Collected data
— Begin —
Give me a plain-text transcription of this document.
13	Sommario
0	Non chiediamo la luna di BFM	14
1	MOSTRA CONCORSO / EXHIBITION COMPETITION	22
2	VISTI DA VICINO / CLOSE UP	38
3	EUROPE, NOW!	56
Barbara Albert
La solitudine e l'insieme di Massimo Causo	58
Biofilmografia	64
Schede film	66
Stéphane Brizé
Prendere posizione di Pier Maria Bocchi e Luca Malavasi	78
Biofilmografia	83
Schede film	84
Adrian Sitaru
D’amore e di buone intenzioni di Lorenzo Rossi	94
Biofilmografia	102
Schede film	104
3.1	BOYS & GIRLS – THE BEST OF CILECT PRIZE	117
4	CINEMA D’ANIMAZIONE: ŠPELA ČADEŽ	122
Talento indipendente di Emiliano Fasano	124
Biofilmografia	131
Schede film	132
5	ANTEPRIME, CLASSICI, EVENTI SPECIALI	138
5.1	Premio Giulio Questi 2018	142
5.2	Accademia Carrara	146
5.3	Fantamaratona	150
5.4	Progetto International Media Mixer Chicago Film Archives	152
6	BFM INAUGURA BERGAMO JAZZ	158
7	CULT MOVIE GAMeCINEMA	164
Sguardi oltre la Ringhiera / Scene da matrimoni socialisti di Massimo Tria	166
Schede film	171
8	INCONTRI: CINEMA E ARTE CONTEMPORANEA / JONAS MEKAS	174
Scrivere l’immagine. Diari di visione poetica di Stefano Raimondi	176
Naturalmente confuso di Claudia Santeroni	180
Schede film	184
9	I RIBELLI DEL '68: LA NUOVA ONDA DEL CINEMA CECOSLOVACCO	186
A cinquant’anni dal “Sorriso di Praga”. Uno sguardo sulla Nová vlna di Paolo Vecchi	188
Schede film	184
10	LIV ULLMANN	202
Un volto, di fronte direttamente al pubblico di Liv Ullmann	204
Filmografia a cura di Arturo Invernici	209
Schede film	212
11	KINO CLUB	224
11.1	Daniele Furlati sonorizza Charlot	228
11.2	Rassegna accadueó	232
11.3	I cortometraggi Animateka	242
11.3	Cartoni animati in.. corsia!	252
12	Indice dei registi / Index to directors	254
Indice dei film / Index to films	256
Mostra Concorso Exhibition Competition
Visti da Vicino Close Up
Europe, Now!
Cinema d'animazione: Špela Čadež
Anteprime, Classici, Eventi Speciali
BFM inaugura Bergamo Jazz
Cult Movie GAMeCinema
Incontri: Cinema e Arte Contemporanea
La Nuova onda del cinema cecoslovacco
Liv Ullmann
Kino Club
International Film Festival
— End —
• _AIM_: The records above should be duplicated in full, exactly as given.

• _EXPECTED ANSWER_:
Give me a plain-text transcription of this document.
13	Sommario
0	Non chiediamo la luna di BFM	14
1	MOSTRA CONCORSO / EXHIBITION COMPETITION	22
2	VISTI DA VICINO / CLOSE UP	38
3	EUROPE, NOW!	56
Barbara Albert
La solitudine e l'insieme di Massimo Causo	58
Biofilmografia	64
Schede film	66
Stéphane Brizé
Prendere posizione di Pier Maria Bocchi e Luca Malavasi	78
Biofilmografia	83
Schede film	84
Adrian Sitaru
D’amore e di buone intenzioni di Lorenzo Rossi	94
Biofilmografia	102
Schede film	104
3.1	BOYS & GIRLS – THE BEST OF CILECT PRIZE	117
4	CINEMA D’ANIMAZIONE: ŠPELA ČADEŽ	122
Talento indipendente di Emiliano Fasano	124
Biofilmografia	131
Schede film	132
5	ANTEPRIME, CLASSICI, EVENTI SPECIALI	138
5.1	Premio Giulio Questi 2018	142
5.2	Accademia Carrara	146
5.3	Fantamaratona	150
5.4	Progetto International Media Mixer Chicago Film Archives	152
6	BFM INAUGURA BERGAMO JAZZ	158
7	CULT MOVIE GAMeCINEMA	164
Sguardi oltre la Ringhiera / Scene da matrimoni socialisti di Massimo Tria	166
Schede film	171
8	INCONTRI: CINEMA E ARTE CONTEMPORANEA / JONAS MEKAS	174
Scrivere l’immagine. Diari di visione poetica di Stefano Raimondi	176
Naturalmente confuso di Claudia Santeroni	180
Schede film	184
9	I RIBELLI DEL '68: LA NUOVA ONDA DEL CINEMA CECOSLOVACCO	186
A cinquant’anni dal “Sorriso di Praga”. Uno sguardo sulla Nová vlna di Paolo Vecchi	188
Schede film	184
10	LIV ULLMANN	202
Un volto, di fronte direttamente al pubblico di Liv Ullmann	204
Filmografia a cura di Arturo Invernici	209
Schede film	212
11	KINO CLUB	224
11.1	Daniele Furlati sonorizza Charlot	228
11.2	Rassegna accadueó	232
11.3	I cortometraggi Animateka	242
11.3	Cartoni animati in.. corsia!	252
12	Indice dei registi / Index to directors	254
Indice dei film / Index to films	256
Mostra Concorso Exhibition Competition
Visti da Vicino Close Up
Europe, Now!
Cinema d'animazione: Špela Čadež
Anteprime, Classici, Eventi Speciali
BFM inaugura Bergamo Jazz
Cult Movie GAMeCinema
Incontri: Cinema e Arte Contemporanea
La Nuova onda del cinema cecoslovacco
Liv Ullmann
Kino Club
International Film Festival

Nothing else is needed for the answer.